## SELECTED EXTRACT
────────
Hansteen is in fine shape. Stripping out one-off items and property valuations, profits were up 21 per cent. Property valuations were also surprisingly resilient, with overall growth of 0.8 per cent. It’s testament to the strength of the industrial landlord’s business model that it can deliver big and growing dividends even as the secondary property markets in which it operates continue to weaken.
Net asset value (NAV) did fall slightly, but that was mainly due to the payment of the larger final dividend and currency movements. Around 84 per cent of Hansteen’s wholly-owned portfolio is in the eurozone - mainly Germany - so the euro’s decline against sterling has hit both its earnings and the value of its assets, as reported in sterling. Conversely, it has made overseas acquisitions cheaper - Hansteen bought six properties for €26m (£20.6m) over the period.
────────
## TASKS TO COMPLETE
**a)** Answer these from the piece on Hansteen:
(i) By what percentage did profits rise once one-off items and property valuations were stripped out?
(ii) Roughly what share of Hansteen's wholly-owned portfolio is in the eurozone?
(iii) How much did Hansteen pay for the six properties it bought over the period?
**b)** In the second block of rows, please reproduce the lines from the line with "wheel arches dark (160, 396, 533, 452)" up to and including the line with "title line: STATISTICS: STATISTICS".
The rows that follow are unrelated to the piece on Hansteen.
────────
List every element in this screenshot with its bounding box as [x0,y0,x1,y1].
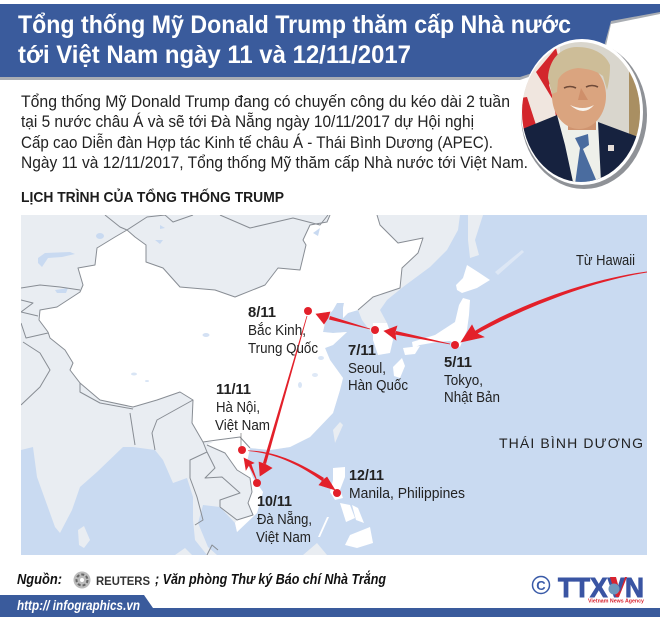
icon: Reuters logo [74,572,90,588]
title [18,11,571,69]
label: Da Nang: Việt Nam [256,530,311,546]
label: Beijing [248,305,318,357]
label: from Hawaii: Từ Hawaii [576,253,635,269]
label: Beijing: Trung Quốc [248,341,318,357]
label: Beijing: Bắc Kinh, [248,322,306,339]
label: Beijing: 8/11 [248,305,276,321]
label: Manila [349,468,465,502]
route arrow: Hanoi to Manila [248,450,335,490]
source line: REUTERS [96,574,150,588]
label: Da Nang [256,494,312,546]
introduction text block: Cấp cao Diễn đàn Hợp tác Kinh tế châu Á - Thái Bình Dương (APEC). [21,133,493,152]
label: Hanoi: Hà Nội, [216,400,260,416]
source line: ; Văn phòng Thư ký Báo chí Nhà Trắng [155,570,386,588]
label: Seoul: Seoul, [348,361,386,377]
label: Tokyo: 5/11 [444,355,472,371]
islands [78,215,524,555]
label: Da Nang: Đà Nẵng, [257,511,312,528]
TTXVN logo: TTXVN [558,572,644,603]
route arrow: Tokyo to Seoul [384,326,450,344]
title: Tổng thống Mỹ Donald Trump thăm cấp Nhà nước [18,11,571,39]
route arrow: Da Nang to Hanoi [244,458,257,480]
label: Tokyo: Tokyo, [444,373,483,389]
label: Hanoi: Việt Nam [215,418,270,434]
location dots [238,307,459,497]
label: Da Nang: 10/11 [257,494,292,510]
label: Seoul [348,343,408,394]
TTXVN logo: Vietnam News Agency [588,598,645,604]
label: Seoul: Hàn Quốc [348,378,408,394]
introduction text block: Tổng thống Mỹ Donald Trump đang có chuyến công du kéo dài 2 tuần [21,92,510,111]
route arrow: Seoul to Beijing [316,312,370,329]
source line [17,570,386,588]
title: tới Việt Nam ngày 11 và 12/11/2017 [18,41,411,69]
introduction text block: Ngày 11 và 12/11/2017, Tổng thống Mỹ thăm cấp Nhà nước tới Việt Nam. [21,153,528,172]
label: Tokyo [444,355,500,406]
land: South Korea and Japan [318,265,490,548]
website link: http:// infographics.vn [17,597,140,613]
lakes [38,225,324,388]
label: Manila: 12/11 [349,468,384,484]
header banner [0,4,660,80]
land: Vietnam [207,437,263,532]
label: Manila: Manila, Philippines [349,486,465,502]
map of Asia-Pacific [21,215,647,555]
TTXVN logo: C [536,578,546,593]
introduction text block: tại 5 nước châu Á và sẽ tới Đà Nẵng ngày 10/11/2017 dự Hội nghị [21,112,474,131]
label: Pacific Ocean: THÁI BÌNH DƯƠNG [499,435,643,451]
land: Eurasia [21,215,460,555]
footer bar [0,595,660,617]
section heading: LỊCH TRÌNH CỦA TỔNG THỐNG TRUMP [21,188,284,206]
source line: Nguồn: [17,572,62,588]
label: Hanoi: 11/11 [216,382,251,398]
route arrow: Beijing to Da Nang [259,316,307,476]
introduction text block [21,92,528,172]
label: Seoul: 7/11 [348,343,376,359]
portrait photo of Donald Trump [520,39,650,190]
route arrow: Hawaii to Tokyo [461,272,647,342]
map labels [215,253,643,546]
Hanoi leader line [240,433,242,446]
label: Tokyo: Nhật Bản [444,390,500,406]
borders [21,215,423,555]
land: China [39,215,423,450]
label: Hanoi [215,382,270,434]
────────
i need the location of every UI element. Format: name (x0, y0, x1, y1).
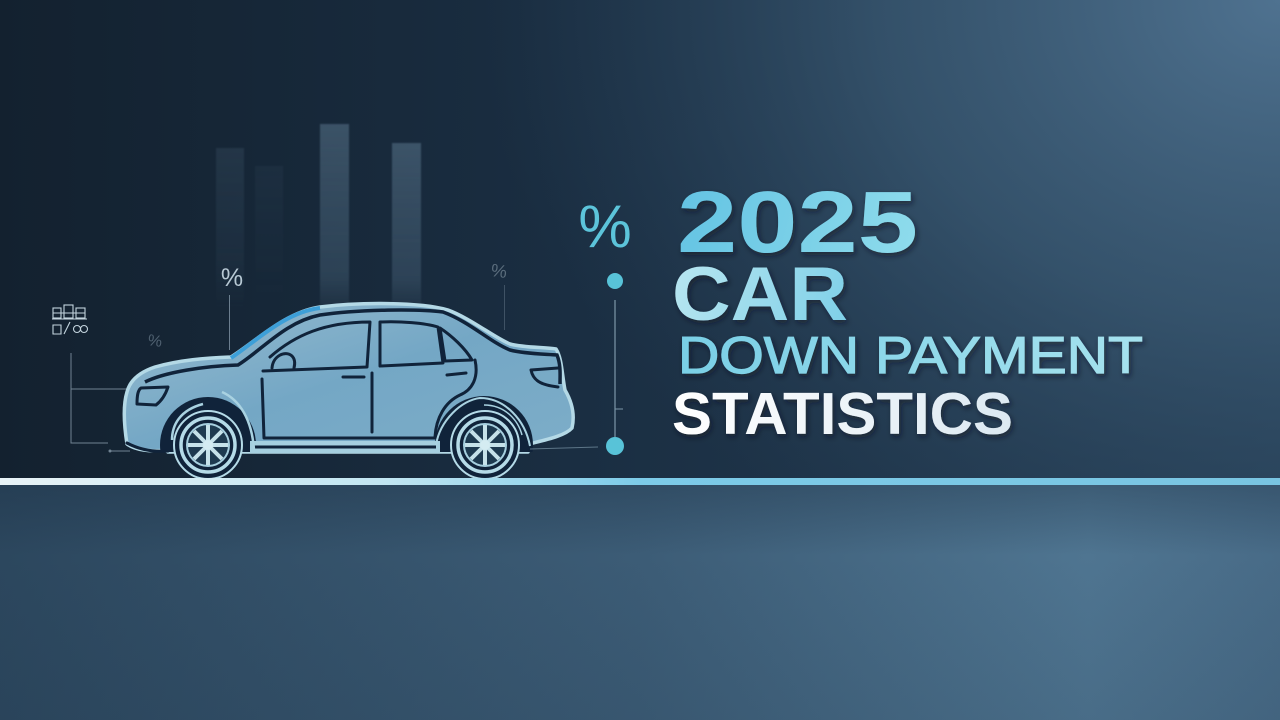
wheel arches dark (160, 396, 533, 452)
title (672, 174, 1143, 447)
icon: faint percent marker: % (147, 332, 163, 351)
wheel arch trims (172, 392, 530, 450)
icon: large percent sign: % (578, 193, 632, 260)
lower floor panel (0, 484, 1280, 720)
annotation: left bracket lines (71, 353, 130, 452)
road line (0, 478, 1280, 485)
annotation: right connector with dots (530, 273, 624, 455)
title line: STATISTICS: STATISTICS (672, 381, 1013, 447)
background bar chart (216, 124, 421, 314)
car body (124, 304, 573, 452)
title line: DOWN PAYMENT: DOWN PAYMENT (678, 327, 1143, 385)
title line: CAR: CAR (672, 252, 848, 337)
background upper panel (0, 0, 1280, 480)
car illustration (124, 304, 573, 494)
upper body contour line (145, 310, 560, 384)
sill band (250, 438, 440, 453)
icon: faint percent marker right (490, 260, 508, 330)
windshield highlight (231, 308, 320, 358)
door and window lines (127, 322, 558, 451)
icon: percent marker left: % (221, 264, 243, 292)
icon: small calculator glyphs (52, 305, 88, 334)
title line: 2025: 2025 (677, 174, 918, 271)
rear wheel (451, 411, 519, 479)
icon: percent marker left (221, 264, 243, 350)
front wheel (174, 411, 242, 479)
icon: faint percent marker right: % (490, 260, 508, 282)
────────
## RESPONSES FOR EACH TASK
**a)**
(i) 21 per cent
(ii) Around 84 per cent
(iii) €26m (£20.6m)

**b)**
wheel arches dark (160, 396, 533, 452)
title (672, 174, 1143, 447)
icon: faint percent marker: % (147, 332, 163, 351)
wheel arch trims (172, 392, 530, 450)
icon: large percent sign: % (578, 193, 632, 260)
lower floor panel (0, 484, 1280, 720)
annotation: left bracket lines (71, 353, 130, 452)
road line (0, 478, 1280, 485)
annotation: right connector with dots (530, 273, 624, 455)
title line: STATISTICS: STATISTICS (672, 381, 1013, 447)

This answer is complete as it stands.